--- Start Records ---

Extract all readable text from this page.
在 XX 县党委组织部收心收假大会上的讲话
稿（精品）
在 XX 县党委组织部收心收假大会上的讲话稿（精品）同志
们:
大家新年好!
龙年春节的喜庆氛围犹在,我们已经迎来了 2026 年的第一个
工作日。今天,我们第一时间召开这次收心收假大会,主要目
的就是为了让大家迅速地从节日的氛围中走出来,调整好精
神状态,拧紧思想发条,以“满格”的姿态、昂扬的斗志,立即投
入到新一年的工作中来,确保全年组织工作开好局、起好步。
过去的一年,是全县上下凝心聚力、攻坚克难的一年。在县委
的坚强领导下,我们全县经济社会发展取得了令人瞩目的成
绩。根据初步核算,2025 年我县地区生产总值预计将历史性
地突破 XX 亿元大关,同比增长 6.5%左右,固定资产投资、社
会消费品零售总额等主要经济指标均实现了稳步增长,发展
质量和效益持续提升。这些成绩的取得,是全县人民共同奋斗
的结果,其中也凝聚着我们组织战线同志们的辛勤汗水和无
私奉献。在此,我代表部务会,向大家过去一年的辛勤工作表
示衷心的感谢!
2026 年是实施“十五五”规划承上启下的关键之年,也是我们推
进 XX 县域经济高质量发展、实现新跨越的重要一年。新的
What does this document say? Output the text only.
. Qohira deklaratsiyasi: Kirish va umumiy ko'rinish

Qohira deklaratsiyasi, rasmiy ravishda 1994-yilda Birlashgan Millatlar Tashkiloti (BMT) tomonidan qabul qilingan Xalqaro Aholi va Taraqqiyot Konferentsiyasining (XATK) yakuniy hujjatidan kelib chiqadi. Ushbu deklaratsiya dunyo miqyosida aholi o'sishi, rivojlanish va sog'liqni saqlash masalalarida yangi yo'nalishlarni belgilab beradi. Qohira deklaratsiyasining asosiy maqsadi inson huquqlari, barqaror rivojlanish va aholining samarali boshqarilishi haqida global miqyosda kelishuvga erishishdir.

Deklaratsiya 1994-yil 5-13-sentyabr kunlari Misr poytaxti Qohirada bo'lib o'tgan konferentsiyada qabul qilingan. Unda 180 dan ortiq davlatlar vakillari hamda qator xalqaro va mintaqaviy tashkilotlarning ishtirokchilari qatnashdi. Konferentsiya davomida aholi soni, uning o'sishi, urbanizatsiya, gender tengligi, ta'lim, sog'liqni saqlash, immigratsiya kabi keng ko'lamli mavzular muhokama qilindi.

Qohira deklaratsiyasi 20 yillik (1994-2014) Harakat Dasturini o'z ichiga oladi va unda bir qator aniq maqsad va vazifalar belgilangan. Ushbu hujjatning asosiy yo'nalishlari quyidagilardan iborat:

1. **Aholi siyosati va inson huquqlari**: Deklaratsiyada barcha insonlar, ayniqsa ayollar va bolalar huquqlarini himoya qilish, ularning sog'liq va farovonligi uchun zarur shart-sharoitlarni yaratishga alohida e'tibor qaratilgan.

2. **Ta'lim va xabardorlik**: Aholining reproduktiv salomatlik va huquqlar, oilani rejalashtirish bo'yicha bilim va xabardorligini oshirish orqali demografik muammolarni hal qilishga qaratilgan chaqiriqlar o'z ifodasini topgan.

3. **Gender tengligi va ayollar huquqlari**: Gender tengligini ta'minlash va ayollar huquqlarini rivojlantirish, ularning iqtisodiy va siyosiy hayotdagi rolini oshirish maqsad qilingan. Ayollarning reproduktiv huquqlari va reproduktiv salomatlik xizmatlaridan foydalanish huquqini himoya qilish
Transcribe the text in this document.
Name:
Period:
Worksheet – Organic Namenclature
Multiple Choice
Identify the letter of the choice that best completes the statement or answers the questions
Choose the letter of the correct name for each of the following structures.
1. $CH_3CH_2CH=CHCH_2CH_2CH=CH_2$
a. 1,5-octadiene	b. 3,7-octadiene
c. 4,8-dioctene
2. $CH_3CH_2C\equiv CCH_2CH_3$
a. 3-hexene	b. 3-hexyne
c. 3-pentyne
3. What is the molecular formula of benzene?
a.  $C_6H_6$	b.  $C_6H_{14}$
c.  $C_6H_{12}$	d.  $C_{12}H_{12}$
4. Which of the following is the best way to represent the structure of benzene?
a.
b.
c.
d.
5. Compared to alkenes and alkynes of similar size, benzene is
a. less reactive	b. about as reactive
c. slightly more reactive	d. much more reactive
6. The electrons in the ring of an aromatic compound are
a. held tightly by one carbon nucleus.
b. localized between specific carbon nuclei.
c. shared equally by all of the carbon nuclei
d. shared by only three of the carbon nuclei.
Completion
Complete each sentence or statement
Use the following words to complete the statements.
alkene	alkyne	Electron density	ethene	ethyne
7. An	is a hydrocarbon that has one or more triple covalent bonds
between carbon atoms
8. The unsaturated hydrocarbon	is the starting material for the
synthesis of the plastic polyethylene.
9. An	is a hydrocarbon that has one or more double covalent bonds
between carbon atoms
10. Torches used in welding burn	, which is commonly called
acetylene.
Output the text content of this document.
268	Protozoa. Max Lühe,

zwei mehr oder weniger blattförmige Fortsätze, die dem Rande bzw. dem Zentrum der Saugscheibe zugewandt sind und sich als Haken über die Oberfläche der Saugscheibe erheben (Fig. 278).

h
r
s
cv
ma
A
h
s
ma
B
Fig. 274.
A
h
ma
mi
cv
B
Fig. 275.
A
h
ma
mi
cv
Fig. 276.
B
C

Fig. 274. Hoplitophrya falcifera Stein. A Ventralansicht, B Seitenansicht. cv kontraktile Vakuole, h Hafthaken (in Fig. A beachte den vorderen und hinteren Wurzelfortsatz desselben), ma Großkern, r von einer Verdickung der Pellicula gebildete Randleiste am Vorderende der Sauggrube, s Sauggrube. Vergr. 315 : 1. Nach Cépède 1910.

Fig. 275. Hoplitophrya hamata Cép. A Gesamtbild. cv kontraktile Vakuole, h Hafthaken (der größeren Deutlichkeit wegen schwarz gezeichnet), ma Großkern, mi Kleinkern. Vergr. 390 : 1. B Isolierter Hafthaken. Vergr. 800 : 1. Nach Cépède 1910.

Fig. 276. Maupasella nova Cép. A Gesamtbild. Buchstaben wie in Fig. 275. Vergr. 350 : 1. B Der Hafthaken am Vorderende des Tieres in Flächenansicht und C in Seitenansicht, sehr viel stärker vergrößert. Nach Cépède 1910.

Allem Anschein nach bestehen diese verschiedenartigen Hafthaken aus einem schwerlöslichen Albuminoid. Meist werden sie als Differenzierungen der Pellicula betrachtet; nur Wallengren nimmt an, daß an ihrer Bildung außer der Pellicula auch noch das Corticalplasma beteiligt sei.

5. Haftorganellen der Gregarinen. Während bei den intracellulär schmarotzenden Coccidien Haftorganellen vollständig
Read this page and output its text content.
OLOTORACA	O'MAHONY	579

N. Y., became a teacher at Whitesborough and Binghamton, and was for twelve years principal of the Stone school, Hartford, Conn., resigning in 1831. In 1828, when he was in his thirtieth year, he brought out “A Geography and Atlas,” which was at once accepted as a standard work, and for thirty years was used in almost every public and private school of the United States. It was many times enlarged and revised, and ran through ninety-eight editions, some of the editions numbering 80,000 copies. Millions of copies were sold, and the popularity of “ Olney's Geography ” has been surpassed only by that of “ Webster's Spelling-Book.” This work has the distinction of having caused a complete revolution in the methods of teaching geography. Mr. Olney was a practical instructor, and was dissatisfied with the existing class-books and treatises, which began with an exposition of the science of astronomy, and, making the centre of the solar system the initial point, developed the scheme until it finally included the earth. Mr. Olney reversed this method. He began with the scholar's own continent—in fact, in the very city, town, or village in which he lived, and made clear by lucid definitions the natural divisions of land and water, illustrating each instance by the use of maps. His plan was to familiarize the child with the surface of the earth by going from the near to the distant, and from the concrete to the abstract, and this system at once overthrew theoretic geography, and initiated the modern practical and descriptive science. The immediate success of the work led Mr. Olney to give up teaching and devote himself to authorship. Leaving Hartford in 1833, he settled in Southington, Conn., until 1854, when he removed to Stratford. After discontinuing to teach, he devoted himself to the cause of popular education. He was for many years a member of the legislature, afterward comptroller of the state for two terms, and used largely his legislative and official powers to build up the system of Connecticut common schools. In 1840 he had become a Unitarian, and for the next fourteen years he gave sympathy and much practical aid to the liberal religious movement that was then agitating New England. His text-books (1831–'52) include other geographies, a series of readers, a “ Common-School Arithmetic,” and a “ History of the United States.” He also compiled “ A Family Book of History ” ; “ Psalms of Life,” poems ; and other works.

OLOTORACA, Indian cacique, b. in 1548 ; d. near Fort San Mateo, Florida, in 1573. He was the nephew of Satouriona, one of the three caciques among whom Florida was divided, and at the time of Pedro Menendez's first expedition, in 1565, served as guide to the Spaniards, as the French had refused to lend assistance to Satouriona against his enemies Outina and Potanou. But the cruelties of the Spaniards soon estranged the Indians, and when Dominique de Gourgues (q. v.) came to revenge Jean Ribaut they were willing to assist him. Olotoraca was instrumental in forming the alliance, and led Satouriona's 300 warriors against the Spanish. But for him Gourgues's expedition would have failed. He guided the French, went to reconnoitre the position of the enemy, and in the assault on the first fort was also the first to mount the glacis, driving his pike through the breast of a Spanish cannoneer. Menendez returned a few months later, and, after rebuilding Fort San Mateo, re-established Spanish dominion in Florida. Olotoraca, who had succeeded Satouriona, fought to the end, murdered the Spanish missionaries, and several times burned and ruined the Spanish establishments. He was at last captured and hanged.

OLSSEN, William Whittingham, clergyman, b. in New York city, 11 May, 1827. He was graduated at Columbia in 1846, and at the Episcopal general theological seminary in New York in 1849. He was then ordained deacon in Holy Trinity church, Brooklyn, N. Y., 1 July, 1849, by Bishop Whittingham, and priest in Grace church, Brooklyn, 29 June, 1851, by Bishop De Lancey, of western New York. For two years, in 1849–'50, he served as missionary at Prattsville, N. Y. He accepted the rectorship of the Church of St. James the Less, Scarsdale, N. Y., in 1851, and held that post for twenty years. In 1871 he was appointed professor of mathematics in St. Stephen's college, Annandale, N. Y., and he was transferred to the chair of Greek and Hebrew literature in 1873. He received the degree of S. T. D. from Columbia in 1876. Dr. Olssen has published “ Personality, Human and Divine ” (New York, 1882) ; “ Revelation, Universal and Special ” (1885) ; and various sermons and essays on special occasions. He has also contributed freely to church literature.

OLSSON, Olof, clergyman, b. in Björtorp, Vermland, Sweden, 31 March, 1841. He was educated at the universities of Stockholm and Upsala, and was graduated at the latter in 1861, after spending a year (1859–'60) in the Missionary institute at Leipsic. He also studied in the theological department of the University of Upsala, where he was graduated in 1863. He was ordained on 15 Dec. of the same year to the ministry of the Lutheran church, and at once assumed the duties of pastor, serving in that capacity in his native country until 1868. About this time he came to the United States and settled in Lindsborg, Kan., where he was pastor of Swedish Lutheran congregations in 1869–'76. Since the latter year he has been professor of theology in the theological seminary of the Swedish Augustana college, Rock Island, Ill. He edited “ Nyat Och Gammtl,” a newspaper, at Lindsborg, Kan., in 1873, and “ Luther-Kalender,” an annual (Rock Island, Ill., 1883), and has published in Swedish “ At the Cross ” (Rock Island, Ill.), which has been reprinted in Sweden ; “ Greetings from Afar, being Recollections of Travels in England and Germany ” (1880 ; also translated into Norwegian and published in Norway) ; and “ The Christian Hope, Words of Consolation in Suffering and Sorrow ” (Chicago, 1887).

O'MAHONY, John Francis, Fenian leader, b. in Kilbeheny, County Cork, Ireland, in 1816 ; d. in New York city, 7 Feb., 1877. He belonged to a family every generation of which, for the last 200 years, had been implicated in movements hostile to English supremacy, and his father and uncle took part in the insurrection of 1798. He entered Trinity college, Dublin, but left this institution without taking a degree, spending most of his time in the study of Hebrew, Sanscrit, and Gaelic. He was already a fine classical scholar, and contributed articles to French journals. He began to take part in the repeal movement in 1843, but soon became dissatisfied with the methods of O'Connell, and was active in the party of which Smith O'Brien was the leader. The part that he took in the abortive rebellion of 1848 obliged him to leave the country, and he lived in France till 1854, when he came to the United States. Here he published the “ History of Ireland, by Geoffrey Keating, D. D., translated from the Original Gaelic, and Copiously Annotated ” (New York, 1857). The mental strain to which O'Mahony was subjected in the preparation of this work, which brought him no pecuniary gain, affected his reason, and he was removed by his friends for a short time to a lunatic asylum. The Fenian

--- End Records ---

Written problem: Collect every line with the string "tengligi" from the records, and copy each.

Output below:
Deklaratsiya 1994-yil 5-13-sentyabr kunlari Misr poytaxti Qohirada bo'lib o'tgan konferentsiyada qabul qilingan. Unda 180 dan ortiq davlatlar vakillari hamda qator xalqaro va mintaqaviy tashkilotlarning ishtirokchilari qatnashdi. Konferentsiya davomida aholi soni, uning o'sishi, urbanizatsiya, gender tengligi, ta'lim, sog'liqni saqlash, immigratsiya kabi keng ko'lamli mavzular muhokama qilindi.
3. **Gender tengligi va ayollar huquqlari**: Gender tengligini ta'minlash va ayollar huquqlarini rivojlantirish, ularning iqtisodiy va siyosiy hayotdagi rolini oshirish maqsad qilingan. Ayollarning reproduktiv huquqlari va reproduktiv salomatlik xizmatlaridan foydalanish huquqini himoya qilish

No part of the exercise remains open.